THE REQUEST: Count how many lines contain the word "document". Respond with the number alone.

─── MATERIAL FOR THIS TASK ───

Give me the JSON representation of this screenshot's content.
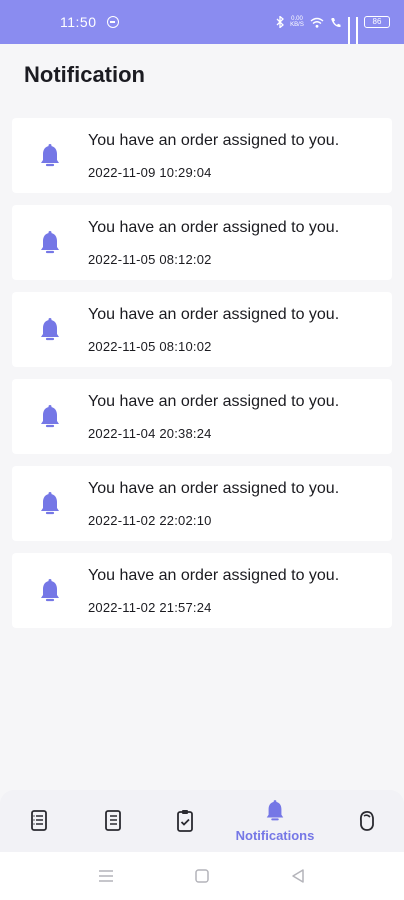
{
  "status_bar": {
    "time": "11:50",
    "network_speed": "0.00 KB/S",
    "battery": "86"
  },
  "page": {
    "title": "Notification"
  },
  "notifications": [
    {
      "icon": "bell-icon",
      "message": "You have an order assigned to you.",
      "time": "2022-11-09 10:29:04"
    },
    {
      "icon": "bell-icon",
      "message": "You have an order assigned to you.",
      "time": "2022-11-05 08:12:02"
    },
    {
      "icon": "bell-icon",
      "message": "You have an order assigned to you.",
      "time": "2022-11-05 08:10:02"
    },
    {
      "icon": "bell-icon",
      "message": "You have an order assigned to you.",
      "time": "2022-11-04 20:38:24"
    },
    {
      "icon": "bell-icon",
      "message": "You have an order assigned to you.",
      "time": "2022-11-02 22:02:10"
    },
    {
      "icon": "bell-icon",
      "message": "You have an order assigned to you.",
      "time": "2022-11-02 21:57:24"
    }
  ],
  "bottom_nav": {
    "items": [
      {
        "icon": "document-list-icon"
      },
      {
        "icon": "document-icon"
      },
      {
        "icon": "clipboard-check-icon"
      },
      {
        "icon": "bell-icon",
        "label": "Notifications",
        "active": true
      },
      {
        "icon": "hand-icon"
      }
    ]
  },
  "colors": {
    "accent": "#7577e6",
    "status_bar": "#8a8cf0",
    "background": "#f6f6f8",
    "card": "#ffffff"
  }
}
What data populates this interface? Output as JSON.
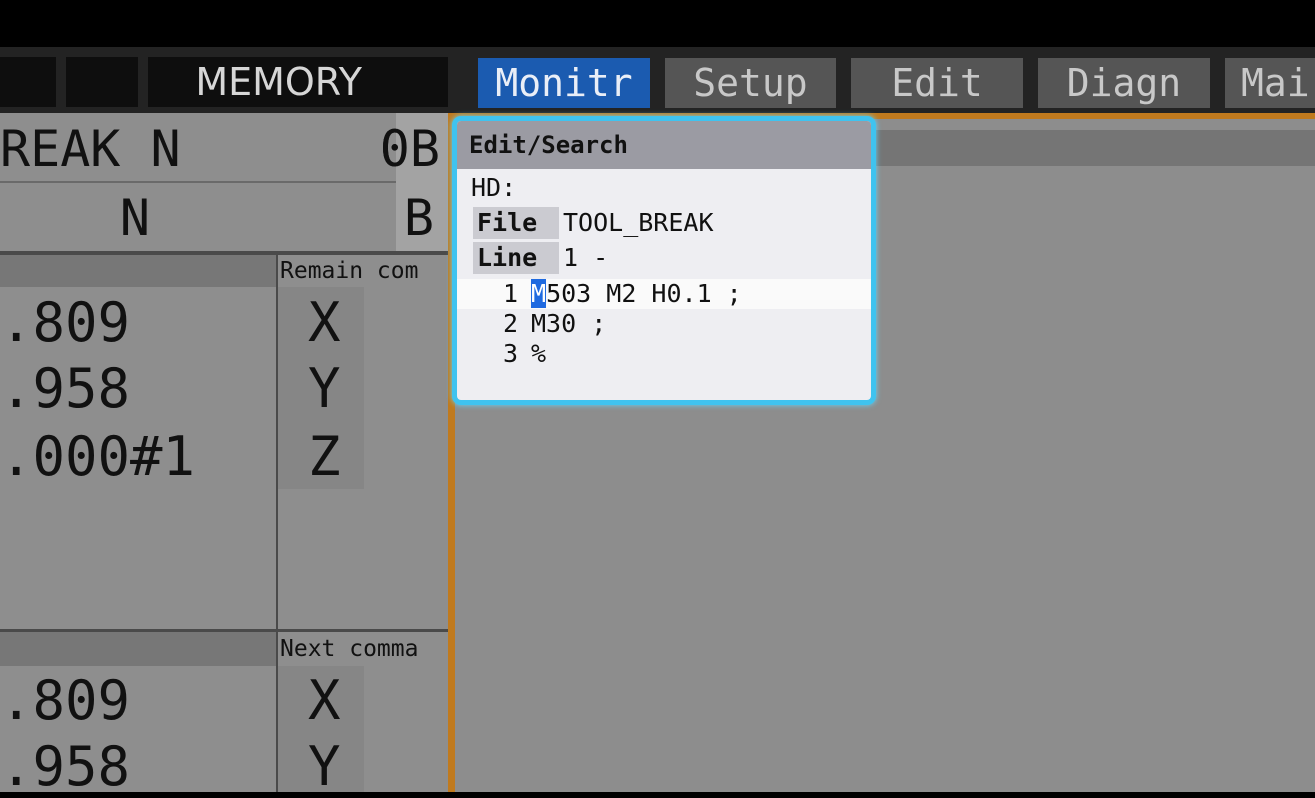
{
  "tabs": {
    "mode": "MEMORY",
    "items": [
      "Monitr",
      "Setup",
      "Edit",
      "Diagn",
      "Mai"
    ],
    "active": "Monitr"
  },
  "left_panel": {
    "program_row1": {
      "name": "REAK N",
      "value": "0B"
    },
    "program_row2": {
      "name": "N",
      "value": "B"
    },
    "remain_header": "Remain com",
    "next_header": "Next comma",
    "upper_values": [
      ".809",
      ".958",
      ".000#1"
    ],
    "upper_axes": [
      "X",
      "Y",
      "Z"
    ],
    "lower_values": [
      ".809",
      ".958"
    ],
    "lower_axes": [
      "X",
      "Y"
    ]
  },
  "dialog": {
    "title": "Edit/Search",
    "device": "HD:",
    "file_label": "File",
    "file_value": "TOOL_BREAK",
    "line_label": "Line",
    "line_value": "1 -",
    "program_lines": [
      {
        "num": "1",
        "cursor": "M",
        "rest": "503 M2 H0.1 ;"
      },
      {
        "num": "2",
        "text": "M30 ;"
      },
      {
        "num": "3",
        "text": "%"
      }
    ]
  },
  "colors": {
    "active_tab": "#1b5bb0",
    "dialog_border": "#3fc3ef",
    "orange_frame": "#c07a1e"
  }
}
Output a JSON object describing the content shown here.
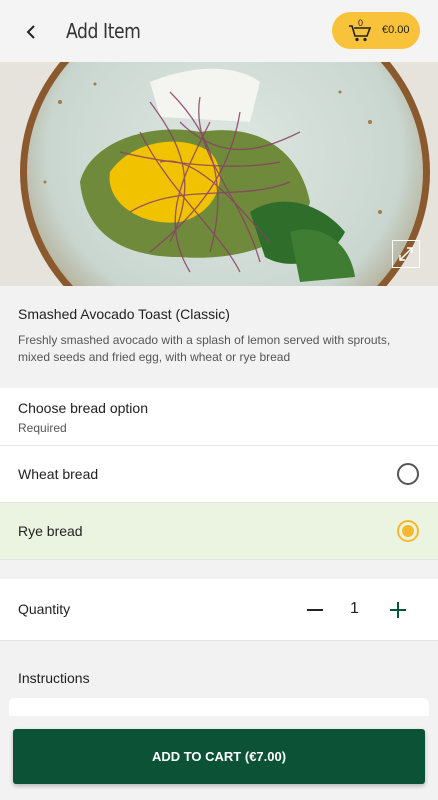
{
  "header": {
    "title": "Add Item",
    "back_icon": "chevron-left-icon",
    "cart": {
      "count": "0",
      "total": "€0.00",
      "icon": "cart-icon",
      "color": "#f8c33a"
    }
  },
  "hero": {
    "image_desc": "food-photo",
    "expand_icon": "expand-icon"
  },
  "item": {
    "name": "Smashed Avocado Toast (Classic)",
    "description": "Freshly smashed avocado with a splash of lemon served with sprouts, mixed seeds and fried egg, with wheat or rye bread"
  },
  "options": {
    "title": "Choose bread option",
    "subtitle": "Required",
    "items": [
      {
        "label": "Wheat bread",
        "selected": false
      },
      {
        "label": "Rye bread",
        "selected": true
      }
    ]
  },
  "quantity": {
    "label": "Quantity",
    "value": "1"
  },
  "instructions": {
    "title": "Instructions"
  },
  "footer": {
    "add_label": "ADD TO CART  (€7.00)",
    "button_color": "#0c5237"
  },
  "colors": {
    "accent": "#f8c33a",
    "brand": "#0c5237",
    "selected_bg": "#eaf4e1"
  }
}
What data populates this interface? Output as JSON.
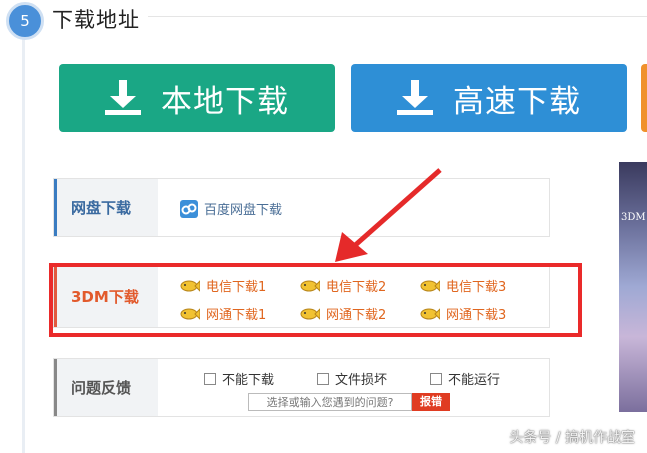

───

SOLVED EXERCISE: 2